Return the listing word for word, as given.

▸ **DATASET RECORDS**
* start *
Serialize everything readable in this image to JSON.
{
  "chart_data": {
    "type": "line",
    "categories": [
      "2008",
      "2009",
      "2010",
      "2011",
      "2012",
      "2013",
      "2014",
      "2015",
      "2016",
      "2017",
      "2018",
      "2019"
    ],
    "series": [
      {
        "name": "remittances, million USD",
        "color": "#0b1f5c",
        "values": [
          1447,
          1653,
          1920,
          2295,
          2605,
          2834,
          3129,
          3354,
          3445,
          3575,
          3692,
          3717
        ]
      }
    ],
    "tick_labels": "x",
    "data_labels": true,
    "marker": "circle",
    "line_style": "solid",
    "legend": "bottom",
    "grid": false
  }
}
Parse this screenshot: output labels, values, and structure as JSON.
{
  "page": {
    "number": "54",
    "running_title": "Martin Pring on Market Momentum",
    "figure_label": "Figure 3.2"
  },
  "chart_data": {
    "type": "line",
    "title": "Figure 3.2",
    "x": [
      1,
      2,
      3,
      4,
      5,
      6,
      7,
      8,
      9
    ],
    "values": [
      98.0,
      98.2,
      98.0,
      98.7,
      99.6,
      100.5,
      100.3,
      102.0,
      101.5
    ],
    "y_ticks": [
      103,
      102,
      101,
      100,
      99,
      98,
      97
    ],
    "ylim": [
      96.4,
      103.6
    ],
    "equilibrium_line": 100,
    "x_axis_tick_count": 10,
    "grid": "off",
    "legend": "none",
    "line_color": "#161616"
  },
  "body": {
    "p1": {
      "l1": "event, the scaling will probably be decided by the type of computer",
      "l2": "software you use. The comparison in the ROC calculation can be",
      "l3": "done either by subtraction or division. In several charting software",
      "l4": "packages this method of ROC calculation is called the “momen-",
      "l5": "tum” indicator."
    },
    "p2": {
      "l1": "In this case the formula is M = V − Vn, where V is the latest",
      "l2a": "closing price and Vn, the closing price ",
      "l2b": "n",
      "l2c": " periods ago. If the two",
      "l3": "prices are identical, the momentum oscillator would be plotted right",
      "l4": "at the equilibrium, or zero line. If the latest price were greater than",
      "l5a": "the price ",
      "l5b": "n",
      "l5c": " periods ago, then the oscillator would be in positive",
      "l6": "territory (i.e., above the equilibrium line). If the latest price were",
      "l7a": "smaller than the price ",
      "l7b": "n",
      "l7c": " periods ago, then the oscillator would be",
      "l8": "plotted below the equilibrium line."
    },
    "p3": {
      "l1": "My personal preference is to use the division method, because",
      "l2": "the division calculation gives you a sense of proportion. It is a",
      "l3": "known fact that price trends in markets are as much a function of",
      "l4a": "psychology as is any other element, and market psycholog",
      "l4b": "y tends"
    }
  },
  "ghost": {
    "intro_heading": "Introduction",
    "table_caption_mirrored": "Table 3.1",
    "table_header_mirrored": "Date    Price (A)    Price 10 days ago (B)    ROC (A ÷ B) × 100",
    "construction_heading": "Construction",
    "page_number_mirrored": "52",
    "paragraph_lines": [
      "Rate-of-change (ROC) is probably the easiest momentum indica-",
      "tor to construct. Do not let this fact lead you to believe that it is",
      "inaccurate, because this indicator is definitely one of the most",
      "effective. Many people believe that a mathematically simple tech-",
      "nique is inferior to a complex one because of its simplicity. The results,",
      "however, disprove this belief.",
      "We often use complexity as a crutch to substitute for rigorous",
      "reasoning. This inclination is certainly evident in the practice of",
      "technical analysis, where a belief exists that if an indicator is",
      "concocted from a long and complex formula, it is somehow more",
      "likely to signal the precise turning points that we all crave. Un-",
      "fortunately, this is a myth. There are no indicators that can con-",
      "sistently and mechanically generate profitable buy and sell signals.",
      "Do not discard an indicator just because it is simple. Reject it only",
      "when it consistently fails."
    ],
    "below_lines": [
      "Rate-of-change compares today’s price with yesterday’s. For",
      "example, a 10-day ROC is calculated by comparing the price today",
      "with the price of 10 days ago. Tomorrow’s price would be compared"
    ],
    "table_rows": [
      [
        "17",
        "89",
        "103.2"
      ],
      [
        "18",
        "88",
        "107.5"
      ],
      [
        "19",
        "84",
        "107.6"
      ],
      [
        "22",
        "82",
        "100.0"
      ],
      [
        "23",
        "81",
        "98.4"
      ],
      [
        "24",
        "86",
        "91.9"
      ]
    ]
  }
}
* end *
▸ **FULL SOLUTION**
Serialize everything readable in this image to JSON.
{
  "chart_data": {
    "type": "line",
    "categories": [
      "2008",
      "2009",
      "2010",
      "2011",
      "2012",
      "2013",
      "2014",
      "2015",
      "2016",
      "2017",
      "2018",
      "2019"
    ],
    "series": [
      {
        "name": "remittances, million USD",
        "color": "#0b1f5c",
        "values": [
          1447,
          1653,
          1920,
          2295,
          2605,
          2834,
          3129,
          3354,
          3445,
          3575,
          3692,
          3717
        ]
      }
    ],
    "tick_labels": "x",
    "data_labels": true,
    "marker": "circle",
    "line_style": "solid",
    "legend": "bottom",
    "grid": false
  }
}
Parse this screenshot: output labels, values, and structure as JSON.
{
  "page": {
    "number": "54",
    "running_title": "Martin Pring on Market Momentum",
    "figure_label": "Figure 3.2"
  },
  "chart_data": {
    "type": "line",
    "title": "Figure 3.2",
    "x": [
      1,
      2,
      3,
      4,
      5,
      6,
      7,
      8,
      9
    ],
    "values": [
      98.0,
      98.2,
      98.0,
      98.7,
      99.6,
      100.5,
      100.3,
      102.0,
      101.5
    ],
    "y_ticks": [
      103,
      102,
      101,
      100,
      99,
      98,
      97
    ],
    "ylim": [
      96.4,
      103.6
    ],
    "equilibrium_line": 100,
    "x_axis_tick_count": 10,
    "grid": "off",
    "legend": "none",
    "line_color": "#161616"
  },
  "body": {
    "p1": {
      "l1": "event, the scaling will probably be decided by the type of computer",
      "l2": "software you use. The comparison in the ROC calculation can be",
      "l3": "done either by subtraction or division. In several charting software",
      "l4": "packages this method of ROC calculation is called the “momen-",
      "l5": "tum” indicator."
    },
    "p2": {
      "l1": "In this case the formula is M = V − Vn, where V is the latest",
      "l2a": "closing price and Vn, the closing price ",
      "l2b": "n",
      "l2c": " periods ago. If the two",
      "l3": "prices are identical, the momentum oscillator would be plotted right",
      "l4": "at the equilibrium, or zero line. If the latest price were greater than",
      "l5a": "the price ",
      "l5b": "n",
      "l5c": " periods ago, then the oscillator would be in positive",
      "l6": "territory (i.e., above the equilibrium line). If the latest price were",
      "l7a": "smaller than the price ",
      "l7b": "n",
      "l7c": " periods ago, then the oscillator would be",
      "l8": "plotted below the equilibrium line."
    },
    "p3": {
      "l1": "My personal preference is to use the division method, because",
      "l2": "the division calculation gives you a sense of proportion. It is a",
      "l3": "known fact that price trends in markets are as much a function of",
      "l4a": "psychology as is any other element, and market psycholog",
      "l4b": "y tends"
    }
  },
  "ghost": {
    "intro_heading": "Introduction",
    "table_caption_mirrored": "Table 3.1",
    "table_header_mirrored": "Date    Price (A)    Price 10 days ago (B)    ROC (A ÷ B) × 100",
    "construction_heading": "Construction",
    "page_number_mirrored": "52",
    "paragraph_lines": [
      "Rate-of-change (ROC) is probably the easiest momentum indica-",
      "tor to construct. Do not let this fact lead you to believe that it is",
      "inaccurate, because this indicator is definitely one of the most",
      "effective. Many people believe that a mathematically simple tech-",
      "nique is inferior to a complex one because of its simplicity. The results,",
      "however, disprove this belief.",
      "We often use complexity as a crutch to substitute for rigorous",
      "reasoning. This inclination is certainly evident in the practice of",
      "technical analysis, where a belief exists that if an indicator is",
      "concocted from a long and complex formula, it is somehow more",
      "likely to signal the precise turning points that we all crave. Un-",
      "fortunately, this is a myth. There are no indicators that can con-",
      "sistently and mechanically generate profitable buy and sell signals.",
      "Do not discard an indicator just because it is simple. Reject it only",
      "when it consistently fails."
    ],
    "below_lines": [
      "Rate-of-change compares today’s price with yesterday’s. For",
      "example, a 10-day ROC is calculated by comparing the price today",
      "with the price of 10 days ago. Tomorrow’s price would be compared"
    ],
    "table_rows": [
      [
        "17",
        "89",
        "103.2"
      ],
      [
        "18",
        "88",
        "107.5"
      ],
      [
        "19",
        "84",
        "107.6"
      ],
      [
        "22",
        "82",
        "100.0"
      ],
      [
        "23",
        "81",
        "98.4"
      ],
      [
        "24",
        "86",
        "91.9"
      ]
    ]
  }
}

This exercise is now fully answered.